--- START MATERIAL SUPPLIED ---
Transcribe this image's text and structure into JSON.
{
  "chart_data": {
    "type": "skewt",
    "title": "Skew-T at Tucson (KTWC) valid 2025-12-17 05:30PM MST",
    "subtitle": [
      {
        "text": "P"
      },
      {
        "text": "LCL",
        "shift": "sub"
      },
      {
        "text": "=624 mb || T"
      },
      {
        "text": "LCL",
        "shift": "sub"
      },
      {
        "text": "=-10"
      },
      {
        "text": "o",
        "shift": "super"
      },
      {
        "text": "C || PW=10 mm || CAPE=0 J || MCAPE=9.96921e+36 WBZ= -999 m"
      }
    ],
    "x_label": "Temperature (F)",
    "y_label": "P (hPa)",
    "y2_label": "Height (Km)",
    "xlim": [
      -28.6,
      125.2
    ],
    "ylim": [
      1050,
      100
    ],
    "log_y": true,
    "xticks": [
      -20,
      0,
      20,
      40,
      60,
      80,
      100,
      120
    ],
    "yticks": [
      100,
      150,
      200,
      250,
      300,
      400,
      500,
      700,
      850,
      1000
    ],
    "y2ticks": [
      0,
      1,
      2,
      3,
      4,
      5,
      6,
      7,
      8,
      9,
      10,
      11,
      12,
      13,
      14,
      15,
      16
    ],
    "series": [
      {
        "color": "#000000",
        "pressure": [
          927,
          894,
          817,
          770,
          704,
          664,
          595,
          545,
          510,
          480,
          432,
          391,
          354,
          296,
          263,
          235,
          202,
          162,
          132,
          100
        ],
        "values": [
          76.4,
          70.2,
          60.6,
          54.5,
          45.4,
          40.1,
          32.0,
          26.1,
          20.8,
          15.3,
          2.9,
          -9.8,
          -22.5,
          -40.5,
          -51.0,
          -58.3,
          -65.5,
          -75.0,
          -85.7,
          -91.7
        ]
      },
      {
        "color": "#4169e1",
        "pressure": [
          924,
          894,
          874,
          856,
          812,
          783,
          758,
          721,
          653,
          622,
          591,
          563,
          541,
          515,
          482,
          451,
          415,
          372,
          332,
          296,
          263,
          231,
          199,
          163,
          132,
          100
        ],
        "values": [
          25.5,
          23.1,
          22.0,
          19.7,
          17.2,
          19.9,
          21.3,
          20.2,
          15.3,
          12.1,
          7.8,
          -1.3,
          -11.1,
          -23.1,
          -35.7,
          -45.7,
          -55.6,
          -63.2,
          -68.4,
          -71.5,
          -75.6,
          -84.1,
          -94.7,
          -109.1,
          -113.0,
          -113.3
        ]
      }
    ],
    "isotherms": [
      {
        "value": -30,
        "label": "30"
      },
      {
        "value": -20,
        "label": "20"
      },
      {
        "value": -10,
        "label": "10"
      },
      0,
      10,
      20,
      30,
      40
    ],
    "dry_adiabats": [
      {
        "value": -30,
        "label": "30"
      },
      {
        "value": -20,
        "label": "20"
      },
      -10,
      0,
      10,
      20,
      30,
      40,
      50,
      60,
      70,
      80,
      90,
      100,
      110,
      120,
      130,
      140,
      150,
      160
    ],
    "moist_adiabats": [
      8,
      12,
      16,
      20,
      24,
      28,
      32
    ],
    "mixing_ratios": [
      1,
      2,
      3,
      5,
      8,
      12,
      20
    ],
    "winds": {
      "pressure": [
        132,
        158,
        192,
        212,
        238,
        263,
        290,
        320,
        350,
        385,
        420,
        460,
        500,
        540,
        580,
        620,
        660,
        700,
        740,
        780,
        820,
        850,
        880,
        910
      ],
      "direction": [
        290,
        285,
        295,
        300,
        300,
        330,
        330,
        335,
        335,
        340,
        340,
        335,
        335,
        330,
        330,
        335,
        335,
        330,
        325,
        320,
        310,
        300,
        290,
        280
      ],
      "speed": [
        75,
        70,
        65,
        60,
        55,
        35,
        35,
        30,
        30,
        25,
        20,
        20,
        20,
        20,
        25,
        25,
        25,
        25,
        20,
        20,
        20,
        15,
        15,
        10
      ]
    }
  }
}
--- END MATERIAL SUPPLIED ---
Every line above should be written out again exactly as it stands.

=== FINAL RESULT ===
Transcribe this image's text and structure into JSON.
{
  "chart_data": {
    "type": "skewt",
    "title": "Skew-T at Tucson (KTWC) valid 2025-12-17 05:30PM MST",
    "subtitle": [
      {
        "text": "P"
      },
      {
        "text": "LCL",
        "shift": "sub"
      },
      {
        "text": "=624 mb || T"
      },
      {
        "text": "LCL",
        "shift": "sub"
      },
      {
        "text": "=-10"
      },
      {
        "text": "o",
        "shift": "super"
      },
      {
        "text": "C || PW=10 mm || CAPE=0 J || MCAPE=9.96921e+36 WBZ= -999 m"
      }
    ],
    "x_label": "Temperature (F)",
    "y_label": "P (hPa)",
    "y2_label": "Height (Km)",
    "xlim": [
      -28.6,
      125.2
    ],
    "ylim": [
      1050,
      100
    ],
    "log_y": true,
    "xticks": [
      -20,
      0,
      20,
      40,
      60,
      80,
      100,
      120
    ],
    "yticks": [
      100,
      150,
      200,
      250,
      300,
      400,
      500,
      700,
      850,
      1000
    ],
    "y2ticks": [
      0,
      1,
      2,
      3,
      4,
      5,
      6,
      7,
      8,
      9,
      10,
      11,
      12,
      13,
      14,
      15,
      16
    ],
    "series": [
      {
        "color": "#000000",
        "pressure": [
          927,
          894,
          817,
          770,
          704,
          664,
          595,
          545,
          510,
          480,
          432,
          391,
          354,
          296,
          263,
          235,
          202,
          162,
          132,
          100
        ],
        "values": [
          76.4,
          70.2,
          60.6,
          54.5,
          45.4,
          40.1,
          32.0,
          26.1,
          20.8,
          15.3,
          2.9,
          -9.8,
          -22.5,
          -40.5,
          -51.0,
          -58.3,
          -65.5,
          -75.0,
          -85.7,
          -91.7
        ]
      },
      {
        "color": "#4169e1",
        "pressure": [
          924,
          894,
          874,
          856,
          812,
          783,
          758,
          721,
          653,
          622,
          591,
          563,
          541,
          515,
          482,
          451,
          415,
          372,
          332,
          296,
          263,
          231,
          199,
          163,
          132,
          100
        ],
        "values": [
          25.5,
          23.1,
          22.0,
          19.7,
          17.2,
          19.9,
          21.3,
          20.2,
          15.3,
          12.1,
          7.8,
          -1.3,
          -11.1,
          -23.1,
          -35.7,
          -45.7,
          -55.6,
          -63.2,
          -68.4,
          -71.5,
          -75.6,
          -84.1,
          -94.7,
          -109.1,
          -113.0,
          -113.3
        ]
      }
    ],
    "isotherms": [
      {
        "value": -30,
        "label": "30"
      },
      {
        "value": -20,
        "label": "20"
      },
      {
        "value": -10,
        "label": "10"
      },
      0,
      10,
      20,
      30,
      40
    ],
    "dry_adiabats": [
      {
        "value": -30,
        "label": "30"
      },
      {
        "value": -20,
        "label": "20"
      },
      -10,
      0,
      10,
      20,
      30,
      40,
      50,
      60,
      70,
      80,
      90,
      100,
      110,
      120,
      130,
      140,
      150,
      160
    ],
    "moist_adiabats": [
      8,
      12,
      16,
      20,
      24,
      28,
      32
    ],
    "mixing_ratios": [
      1,
      2,
      3,
      5,
      8,
      12,
      20
    ],
    "winds": {
      "pressure": [
        132,
        158,
        192,
        212,
        238,
        263,
        290,
        320,
        350,
        385,
        420,
        460,
        500,
        540,
        580,
        620,
        660,
        700,
        740,
        780,
        820,
        850,
        880,
        910
      ],
      "direction": [
        290,
        285,
        295,
        300,
        300,
        330,
        330,
        335,
        335,
        340,
        340,
        335,
        335,
        330,
        330,
        335,
        335,
        330,
        325,
        320,
        310,
        300,
        290,
        280
      ],
      "speed": [
        75,
        70,
        65,
        60,
        55,
        35,
        35,
        30,
        30,
        25,
        20,
        20,
        20,
        20,
        25,
        25,
        25,
        25,
        20,
        20,
        20,
        15,
        15,
        10
      ]
    }
  }
}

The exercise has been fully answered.